▶ [Problem description]
All the data must come back unchanged, except that pictures are left out.

## start Data for this exercise

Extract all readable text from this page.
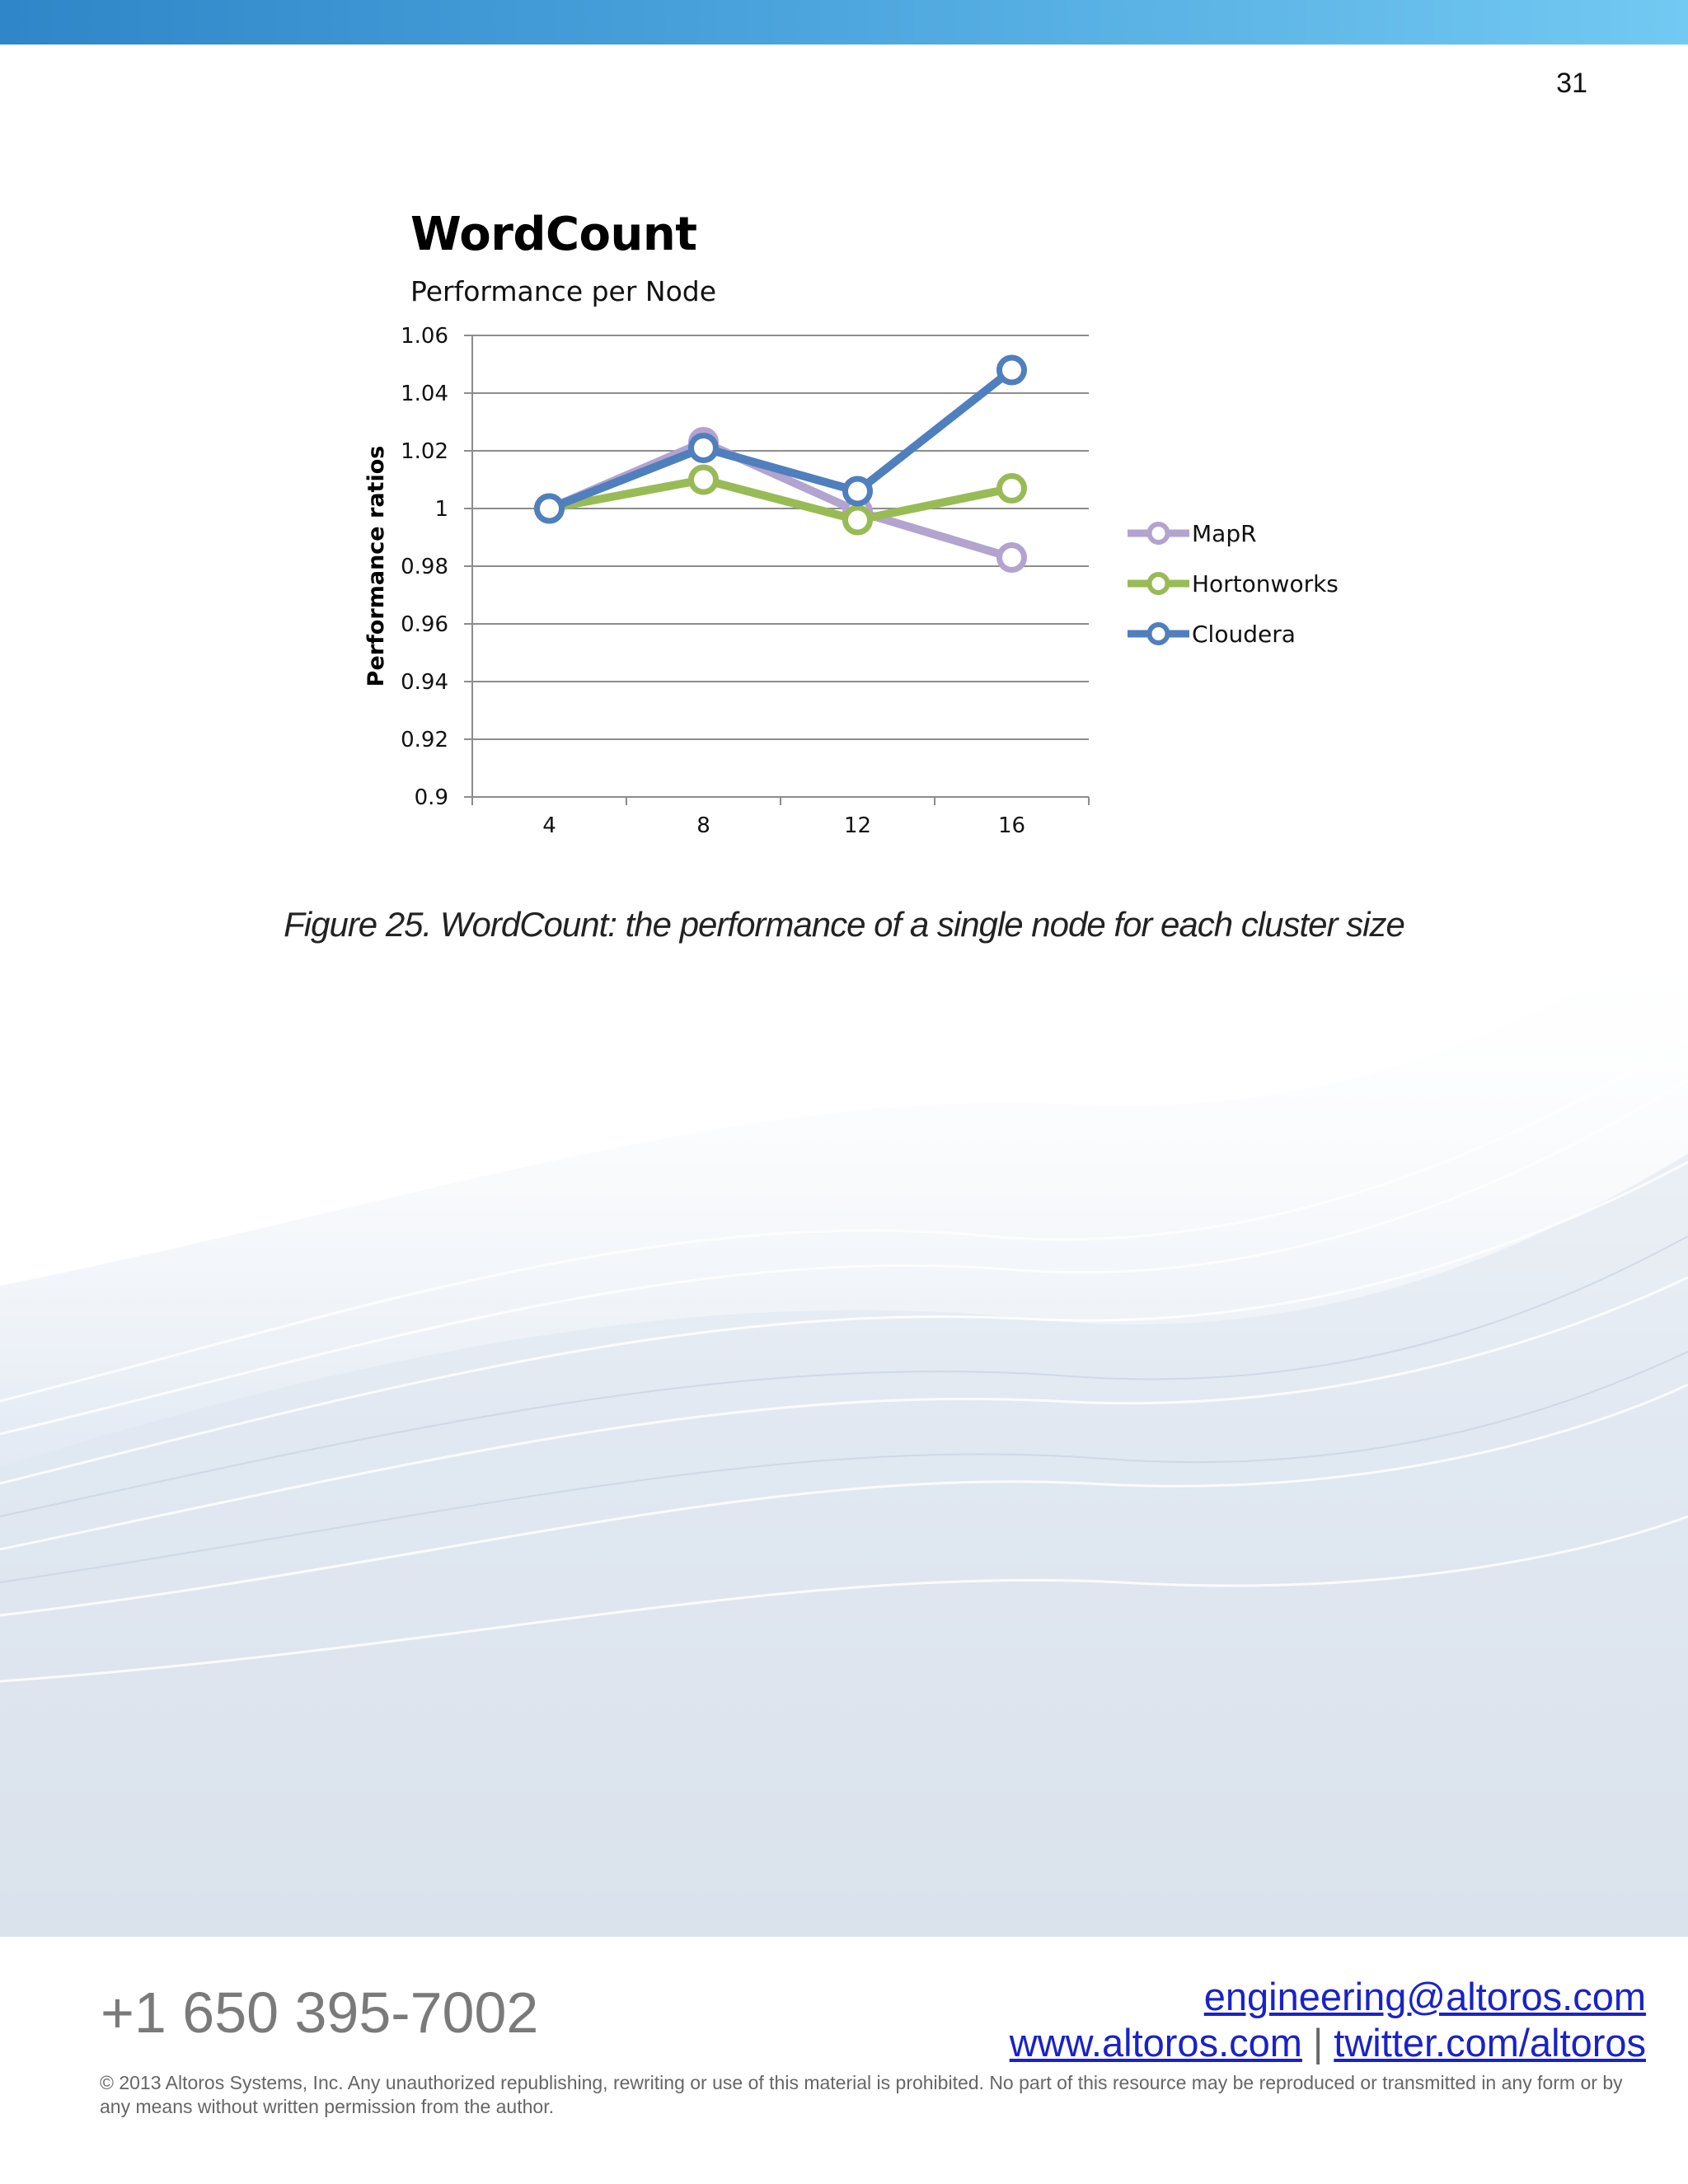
31
0.9
0.92
0.94
0.96
0.98
1
1.02
1.04
1.06
4	8	12	16
MapR
Hortonworks
Cloudera
Performance ratios
WordCount
Performance per Node
Figure 25. WordCount: the performance of a single node for each cluster size
+1 650 395-7002	engineering@altoros.com
www.altoros.com | twitter.com/altoros
© 2013 Altoros Systems, Inc. Any unauthorized republishing, rewriting or use of this material is prohibited. No part of this resource may be reproduced or transmitted in any form or by any means without written permission from the author.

## end Data for this exercise

▶ [Solution to the exercise]
Extract all readable text from this page.
31
0.9
0.92
0.94
0.96
0.98
1
1.02
1.04
1.06
4	8	12	16
MapR
Hortonworks
Cloudera
Performance ratios
WordCount
Performance per Node
Figure 25. WordCount: the performance of a single node for each cluster size
+1 650 395-7002	engineering@altoros.com
www.altoros.com | twitter.com/altoros
© 2013 Altoros Systems, Inc. Any unauthorized republishing, rewriting or use of this material is prohibited. No part of this resource may be reproduced or transmitted in any form or by any means without written permission from the author.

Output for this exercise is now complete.